::: DATA TO PROCESS
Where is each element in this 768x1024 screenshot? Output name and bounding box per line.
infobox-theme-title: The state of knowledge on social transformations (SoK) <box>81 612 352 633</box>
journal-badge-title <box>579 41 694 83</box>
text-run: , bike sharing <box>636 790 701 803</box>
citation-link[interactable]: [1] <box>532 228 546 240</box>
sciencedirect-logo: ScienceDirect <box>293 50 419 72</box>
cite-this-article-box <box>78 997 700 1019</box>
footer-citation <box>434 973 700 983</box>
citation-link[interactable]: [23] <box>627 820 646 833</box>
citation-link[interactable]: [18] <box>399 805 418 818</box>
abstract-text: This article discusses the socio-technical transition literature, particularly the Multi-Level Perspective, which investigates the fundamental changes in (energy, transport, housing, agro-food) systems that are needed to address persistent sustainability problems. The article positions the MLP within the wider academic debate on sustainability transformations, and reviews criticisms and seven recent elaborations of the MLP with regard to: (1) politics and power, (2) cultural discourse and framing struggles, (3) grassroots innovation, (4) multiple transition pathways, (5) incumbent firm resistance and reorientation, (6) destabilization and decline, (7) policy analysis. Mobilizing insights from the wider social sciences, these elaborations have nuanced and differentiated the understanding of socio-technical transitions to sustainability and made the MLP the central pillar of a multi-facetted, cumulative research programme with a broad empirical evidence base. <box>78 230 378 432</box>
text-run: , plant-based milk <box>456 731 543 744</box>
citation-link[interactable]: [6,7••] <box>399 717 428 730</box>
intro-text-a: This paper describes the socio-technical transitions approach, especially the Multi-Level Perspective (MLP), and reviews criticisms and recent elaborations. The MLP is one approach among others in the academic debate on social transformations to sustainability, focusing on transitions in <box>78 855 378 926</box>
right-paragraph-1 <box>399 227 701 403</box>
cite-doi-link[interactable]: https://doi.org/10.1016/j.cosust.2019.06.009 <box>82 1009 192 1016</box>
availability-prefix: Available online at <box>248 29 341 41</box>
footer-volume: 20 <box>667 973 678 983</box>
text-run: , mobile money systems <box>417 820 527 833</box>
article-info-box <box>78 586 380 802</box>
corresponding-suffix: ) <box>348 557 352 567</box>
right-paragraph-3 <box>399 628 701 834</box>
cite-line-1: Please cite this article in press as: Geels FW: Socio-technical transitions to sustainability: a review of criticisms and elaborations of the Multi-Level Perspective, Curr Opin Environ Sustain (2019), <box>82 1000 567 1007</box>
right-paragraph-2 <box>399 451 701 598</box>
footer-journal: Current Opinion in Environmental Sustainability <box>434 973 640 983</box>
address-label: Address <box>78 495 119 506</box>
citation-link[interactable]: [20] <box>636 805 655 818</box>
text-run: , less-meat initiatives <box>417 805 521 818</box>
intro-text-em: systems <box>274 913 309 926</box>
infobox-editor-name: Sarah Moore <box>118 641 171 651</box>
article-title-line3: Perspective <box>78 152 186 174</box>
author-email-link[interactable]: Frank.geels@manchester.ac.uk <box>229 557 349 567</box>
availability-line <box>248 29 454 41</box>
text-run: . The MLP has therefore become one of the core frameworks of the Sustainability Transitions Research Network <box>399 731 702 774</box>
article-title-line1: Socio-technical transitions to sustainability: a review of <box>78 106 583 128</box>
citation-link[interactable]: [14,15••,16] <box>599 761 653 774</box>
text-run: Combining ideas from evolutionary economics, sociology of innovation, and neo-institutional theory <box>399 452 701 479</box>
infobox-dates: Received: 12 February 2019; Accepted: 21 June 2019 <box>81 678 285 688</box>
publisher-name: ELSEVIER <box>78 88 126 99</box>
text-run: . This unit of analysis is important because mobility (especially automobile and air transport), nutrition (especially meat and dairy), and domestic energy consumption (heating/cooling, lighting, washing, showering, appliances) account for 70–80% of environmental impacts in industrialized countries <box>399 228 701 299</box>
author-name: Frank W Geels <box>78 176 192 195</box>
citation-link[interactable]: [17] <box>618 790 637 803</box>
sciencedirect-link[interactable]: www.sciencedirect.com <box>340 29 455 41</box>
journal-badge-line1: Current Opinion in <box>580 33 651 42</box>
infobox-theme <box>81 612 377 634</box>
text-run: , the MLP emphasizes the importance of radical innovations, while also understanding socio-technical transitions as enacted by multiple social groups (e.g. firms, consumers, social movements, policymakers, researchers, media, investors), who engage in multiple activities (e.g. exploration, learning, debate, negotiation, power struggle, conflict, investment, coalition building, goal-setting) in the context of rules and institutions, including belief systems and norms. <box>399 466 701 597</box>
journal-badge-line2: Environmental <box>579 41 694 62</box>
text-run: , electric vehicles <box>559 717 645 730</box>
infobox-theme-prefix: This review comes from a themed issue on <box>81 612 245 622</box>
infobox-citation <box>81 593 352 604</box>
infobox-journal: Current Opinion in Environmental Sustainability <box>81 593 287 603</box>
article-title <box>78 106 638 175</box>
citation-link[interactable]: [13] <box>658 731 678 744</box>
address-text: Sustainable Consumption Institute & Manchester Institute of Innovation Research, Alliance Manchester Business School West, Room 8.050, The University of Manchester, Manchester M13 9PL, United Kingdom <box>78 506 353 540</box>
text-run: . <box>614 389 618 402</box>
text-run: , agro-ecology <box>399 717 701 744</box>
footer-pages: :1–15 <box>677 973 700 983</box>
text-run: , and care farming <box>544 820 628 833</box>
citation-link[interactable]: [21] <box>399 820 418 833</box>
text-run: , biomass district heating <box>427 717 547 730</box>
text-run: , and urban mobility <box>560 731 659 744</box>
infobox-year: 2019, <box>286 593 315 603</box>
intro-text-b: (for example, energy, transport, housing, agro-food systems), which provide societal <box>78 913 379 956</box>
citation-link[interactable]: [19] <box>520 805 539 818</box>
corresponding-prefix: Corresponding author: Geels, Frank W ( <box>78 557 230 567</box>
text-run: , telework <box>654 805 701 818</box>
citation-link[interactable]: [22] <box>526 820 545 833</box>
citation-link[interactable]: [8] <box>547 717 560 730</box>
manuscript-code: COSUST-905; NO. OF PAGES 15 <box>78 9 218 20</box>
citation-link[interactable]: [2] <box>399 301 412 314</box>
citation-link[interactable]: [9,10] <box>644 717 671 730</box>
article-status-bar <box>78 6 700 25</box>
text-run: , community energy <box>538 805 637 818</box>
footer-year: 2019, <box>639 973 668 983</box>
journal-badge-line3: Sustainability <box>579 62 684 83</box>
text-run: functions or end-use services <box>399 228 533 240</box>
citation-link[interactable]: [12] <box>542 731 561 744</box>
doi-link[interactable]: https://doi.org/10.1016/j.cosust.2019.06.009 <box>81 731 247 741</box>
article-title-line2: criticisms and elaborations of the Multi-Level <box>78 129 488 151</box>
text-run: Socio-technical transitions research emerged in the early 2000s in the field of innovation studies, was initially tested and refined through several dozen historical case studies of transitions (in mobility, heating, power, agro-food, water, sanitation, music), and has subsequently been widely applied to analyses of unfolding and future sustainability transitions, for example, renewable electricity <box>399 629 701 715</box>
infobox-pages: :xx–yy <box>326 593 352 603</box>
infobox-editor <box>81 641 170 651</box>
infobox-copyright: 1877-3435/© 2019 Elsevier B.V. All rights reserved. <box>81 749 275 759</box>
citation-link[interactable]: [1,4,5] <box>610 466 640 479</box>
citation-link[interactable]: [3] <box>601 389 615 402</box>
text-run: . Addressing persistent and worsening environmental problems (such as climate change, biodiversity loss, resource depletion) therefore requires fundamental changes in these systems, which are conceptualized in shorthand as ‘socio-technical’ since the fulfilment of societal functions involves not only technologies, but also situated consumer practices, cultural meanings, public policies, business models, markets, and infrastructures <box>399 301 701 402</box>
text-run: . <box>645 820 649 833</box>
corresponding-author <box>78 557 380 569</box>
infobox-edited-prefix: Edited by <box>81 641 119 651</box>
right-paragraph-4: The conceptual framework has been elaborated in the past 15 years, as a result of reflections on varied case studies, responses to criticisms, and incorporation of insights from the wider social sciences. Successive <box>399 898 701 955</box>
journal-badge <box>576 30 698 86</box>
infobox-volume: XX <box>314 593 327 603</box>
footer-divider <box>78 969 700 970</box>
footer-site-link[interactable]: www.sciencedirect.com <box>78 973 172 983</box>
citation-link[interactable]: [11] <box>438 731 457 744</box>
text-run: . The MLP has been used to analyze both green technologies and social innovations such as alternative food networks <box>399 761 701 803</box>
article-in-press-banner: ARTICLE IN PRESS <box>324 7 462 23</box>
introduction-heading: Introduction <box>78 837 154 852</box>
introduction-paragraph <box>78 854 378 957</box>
::::::
OBJECTIVE:
Reproduce only the lines from the start of the records through the line containing "citation-link[interactable]: [18] <box>399", inclusive, switching "bike sharing" for "car sharing" and leaving everything else unchanged.

FULL SOLUTION:
Where is each element in this 768x1024 screenshot? Output name and bounding box per line.
infobox-theme-title: The state of knowledge on social transformations (SoK) <box>81 612 352 633</box>
journal-badge-title <box>579 41 694 83</box>
text-run: , car sharing <box>636 790 701 803</box>
citation-link[interactable]: [1] <box>532 228 546 240</box>
sciencedirect-logo: ScienceDirect <box>293 50 419 72</box>
cite-this-article-box <box>78 997 700 1019</box>
footer-citation <box>434 973 700 983</box>
citation-link[interactable]: [23] <box>627 820 646 833</box>
citation-link[interactable]: [18] <box>399 805 418 818</box>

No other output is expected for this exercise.